(Dataset records)
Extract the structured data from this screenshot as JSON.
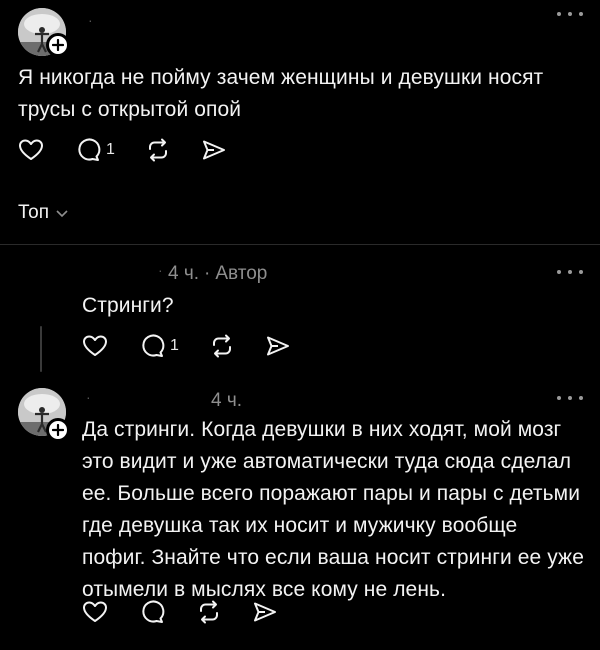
{
  "post": {
    "username": "·",
    "text_line1": "Я никогда не пойму зачем женщины и девушки носят",
    "text_line2": "трусы с открытой опой",
    "reply_count": "1"
  },
  "sort": {
    "label": "Топ"
  },
  "reply1": {
    "username": "·",
    "time": "4 ч.",
    "separator": "·",
    "author_tag": "Автор",
    "text": "Стринги?",
    "reply_count": "1"
  },
  "reply2": {
    "username": "·",
    "time": "4 ч.",
    "lines": [
      "Да стринги. Когда девушки в них ходят, мой мозг",
      "это видит и уже автоматически туда сюда сделал",
      "ее. Больше всего поражают пары и пары с детьми",
      "где девушка так их носит и мужичку вообще",
      "пофиг. Знайте что если ваша носит стринги ее уже",
      "отымели в мыслях все кому не лень."
    ]
  },
  "icons": [
    "heart-icon",
    "comment-icon",
    "repost-icon",
    "share-icon",
    "more-icon",
    "plus-icon",
    "chevron-down-icon"
  ]
}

→ TASK PROMPT: Repeat the entries exactly and keep the pictures out of the copy.

→ RESPONSE:
Extract the structured data from this screenshot as JSON.
{
  "post": {
    "username": "·",
    "text_line1": "Я никогда не пойму зачем женщины и девушки носят",
    "text_line2": "трусы с открытой опой",
    "reply_count": "1"
  },
  "sort": {
    "label": "Топ"
  },
  "reply1": {
    "username": "·",
    "time": "4 ч.",
    "separator": "·",
    "author_tag": "Автор",
    "text": "Стринги?",
    "reply_count": "1"
  },
  "reply2": {
    "username": "·",
    "time": "4 ч.",
    "lines": [
      "Да стринги. Когда девушки в них ходят, мой мозг",
      "это видит и уже автоматически туда сюда сделал",
      "ее. Больше всего поражают пары и пары с детьми",
      "где девушка так их носит и мужичку вообще",
      "пофиг. Знайте что если ваша носит стринги ее уже",
      "отымели в мыслях все кому не лень."
    ]
  },
  "icons": [
    "heart-icon",
    "comment-icon",
    "repost-icon",
    "share-icon",
    "more-icon",
    "plus-icon",
    "chevron-down-icon"
  ]
}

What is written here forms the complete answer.